# TASK PROMPT:
In the skunk cabbage passage, please reproduce the text between "A few creatures" and "the summer months.", inclusive, swapping "warblers" for "wrens".

Monday, April 4, 2011

A Harbinger of Spring and a Wildflower of Mid Winter

Skunk cabbage – Symplocarpus Foetidus

As the winter weather starts to wane, and the rays of the spring sun appear the magic of transformation
and growth is happening all around our rich moist woodlands. Tight green spikes appear through
snow and ice, creating melted shapes throughout the forest floor. In a few short weeks these Skunk
Cabbage buds will turn into beautiful solitary reddish green orbs. Often undiscovered the red spathe
sits silent especially when concealed among tangled grasses, with or without snow and ice. As mother
natures’ pollinators crawl through the opening in the spathe they use this natural sauna to stay warm
from the breezy chills of the early often unpredictable spring weather. Creating its own heat and often
maintaining a constant temperature of up to 72 degrees the inside of this plant cave holds a life-saving
supply of golden pollen for beetles, flys, and bees. This skunky odor attracts insects to the spherical
ball of tiny flowers hidden within. Actually the smell often resembles rotten meat and two of its scent-
producing substances are the same chemicals found in decaying animals. In fact the reddish color of the
spathe imitates that of meat and carrion to get the attention of flies and beetles.

A few creatures use the spathe for shelter. Spiders, slugs, frogs, and even warblers have been known to
hang out and even nest inside them during the summer months.

# GIVEN ENTRIES:
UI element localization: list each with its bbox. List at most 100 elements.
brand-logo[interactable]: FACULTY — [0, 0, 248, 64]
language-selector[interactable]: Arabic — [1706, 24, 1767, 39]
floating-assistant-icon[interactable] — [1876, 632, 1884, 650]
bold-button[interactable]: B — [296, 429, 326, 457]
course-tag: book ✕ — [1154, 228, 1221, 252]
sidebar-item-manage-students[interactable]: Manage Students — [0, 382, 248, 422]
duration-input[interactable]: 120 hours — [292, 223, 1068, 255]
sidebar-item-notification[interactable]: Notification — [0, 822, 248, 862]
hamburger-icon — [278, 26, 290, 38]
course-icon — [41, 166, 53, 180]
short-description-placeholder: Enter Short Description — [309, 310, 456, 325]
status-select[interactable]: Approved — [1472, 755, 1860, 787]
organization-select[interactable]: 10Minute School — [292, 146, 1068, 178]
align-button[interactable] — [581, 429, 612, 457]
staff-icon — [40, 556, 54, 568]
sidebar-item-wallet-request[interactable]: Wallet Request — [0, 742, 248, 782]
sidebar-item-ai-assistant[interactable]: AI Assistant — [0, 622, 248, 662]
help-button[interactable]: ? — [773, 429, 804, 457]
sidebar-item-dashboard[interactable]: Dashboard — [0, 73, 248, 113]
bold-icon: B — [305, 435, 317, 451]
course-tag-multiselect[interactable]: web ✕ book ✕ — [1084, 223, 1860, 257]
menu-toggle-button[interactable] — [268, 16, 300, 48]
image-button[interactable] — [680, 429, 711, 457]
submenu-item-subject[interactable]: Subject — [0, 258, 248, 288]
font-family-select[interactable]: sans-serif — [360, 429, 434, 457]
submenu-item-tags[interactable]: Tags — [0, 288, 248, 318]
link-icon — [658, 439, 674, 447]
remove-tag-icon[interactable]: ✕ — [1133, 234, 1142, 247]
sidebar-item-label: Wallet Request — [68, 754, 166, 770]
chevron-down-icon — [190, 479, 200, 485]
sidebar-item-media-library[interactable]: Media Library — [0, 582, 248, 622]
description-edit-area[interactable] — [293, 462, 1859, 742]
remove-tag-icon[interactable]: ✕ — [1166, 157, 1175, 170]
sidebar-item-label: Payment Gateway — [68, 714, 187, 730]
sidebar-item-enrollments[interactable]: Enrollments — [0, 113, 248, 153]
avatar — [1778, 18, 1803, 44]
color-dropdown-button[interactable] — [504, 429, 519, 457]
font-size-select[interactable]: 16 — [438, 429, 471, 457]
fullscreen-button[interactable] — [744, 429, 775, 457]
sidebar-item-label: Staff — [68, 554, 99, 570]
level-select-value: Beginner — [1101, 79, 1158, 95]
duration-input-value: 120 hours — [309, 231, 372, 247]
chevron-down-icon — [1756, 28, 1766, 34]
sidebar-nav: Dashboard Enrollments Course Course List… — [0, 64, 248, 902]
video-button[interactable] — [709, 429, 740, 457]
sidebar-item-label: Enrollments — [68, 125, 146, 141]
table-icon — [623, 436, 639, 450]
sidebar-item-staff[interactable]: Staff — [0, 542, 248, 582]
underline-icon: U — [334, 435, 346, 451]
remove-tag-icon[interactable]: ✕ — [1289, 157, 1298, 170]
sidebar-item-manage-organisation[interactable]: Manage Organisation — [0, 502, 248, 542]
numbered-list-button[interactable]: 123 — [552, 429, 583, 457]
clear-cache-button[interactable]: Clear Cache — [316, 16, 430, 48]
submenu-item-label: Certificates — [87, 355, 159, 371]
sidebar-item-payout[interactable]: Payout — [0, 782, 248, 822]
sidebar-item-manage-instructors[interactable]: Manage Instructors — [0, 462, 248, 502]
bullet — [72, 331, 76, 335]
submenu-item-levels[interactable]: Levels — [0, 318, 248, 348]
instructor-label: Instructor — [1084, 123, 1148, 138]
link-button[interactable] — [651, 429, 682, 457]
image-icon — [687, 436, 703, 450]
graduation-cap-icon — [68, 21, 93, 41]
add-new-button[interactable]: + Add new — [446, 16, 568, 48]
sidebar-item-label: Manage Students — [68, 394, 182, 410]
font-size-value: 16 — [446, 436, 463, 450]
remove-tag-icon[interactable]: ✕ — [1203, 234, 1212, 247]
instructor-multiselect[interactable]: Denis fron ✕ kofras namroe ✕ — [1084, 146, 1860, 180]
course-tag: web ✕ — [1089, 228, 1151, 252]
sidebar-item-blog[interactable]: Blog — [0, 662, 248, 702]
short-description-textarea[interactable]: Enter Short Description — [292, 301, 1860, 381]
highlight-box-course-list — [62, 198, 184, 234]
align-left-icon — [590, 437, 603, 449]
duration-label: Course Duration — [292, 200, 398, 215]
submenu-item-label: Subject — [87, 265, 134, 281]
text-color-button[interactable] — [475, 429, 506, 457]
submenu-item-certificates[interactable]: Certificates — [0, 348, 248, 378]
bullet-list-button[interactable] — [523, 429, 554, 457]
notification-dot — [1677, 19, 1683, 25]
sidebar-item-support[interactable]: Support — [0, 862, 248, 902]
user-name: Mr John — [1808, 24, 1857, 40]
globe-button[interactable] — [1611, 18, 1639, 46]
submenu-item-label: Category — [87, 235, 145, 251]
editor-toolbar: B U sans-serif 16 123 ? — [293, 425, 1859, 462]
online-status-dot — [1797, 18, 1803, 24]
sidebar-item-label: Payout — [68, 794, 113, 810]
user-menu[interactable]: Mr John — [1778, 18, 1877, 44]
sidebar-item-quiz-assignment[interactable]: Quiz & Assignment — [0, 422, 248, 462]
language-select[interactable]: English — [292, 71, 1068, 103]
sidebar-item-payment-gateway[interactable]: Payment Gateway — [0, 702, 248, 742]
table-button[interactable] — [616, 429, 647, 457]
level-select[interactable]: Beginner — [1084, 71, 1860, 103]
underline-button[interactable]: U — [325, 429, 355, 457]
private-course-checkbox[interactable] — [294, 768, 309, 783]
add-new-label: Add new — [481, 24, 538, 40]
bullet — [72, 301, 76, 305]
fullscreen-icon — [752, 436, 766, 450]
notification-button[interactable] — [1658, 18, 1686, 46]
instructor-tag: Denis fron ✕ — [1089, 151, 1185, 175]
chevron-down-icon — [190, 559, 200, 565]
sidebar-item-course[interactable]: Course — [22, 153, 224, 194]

# RESULT FOR THIS EXERCISE:
A few creatures use the spathe for shelter. Spiders, slugs, frogs, and even wrens have been known to
hang out and even nest inside them during the summer months.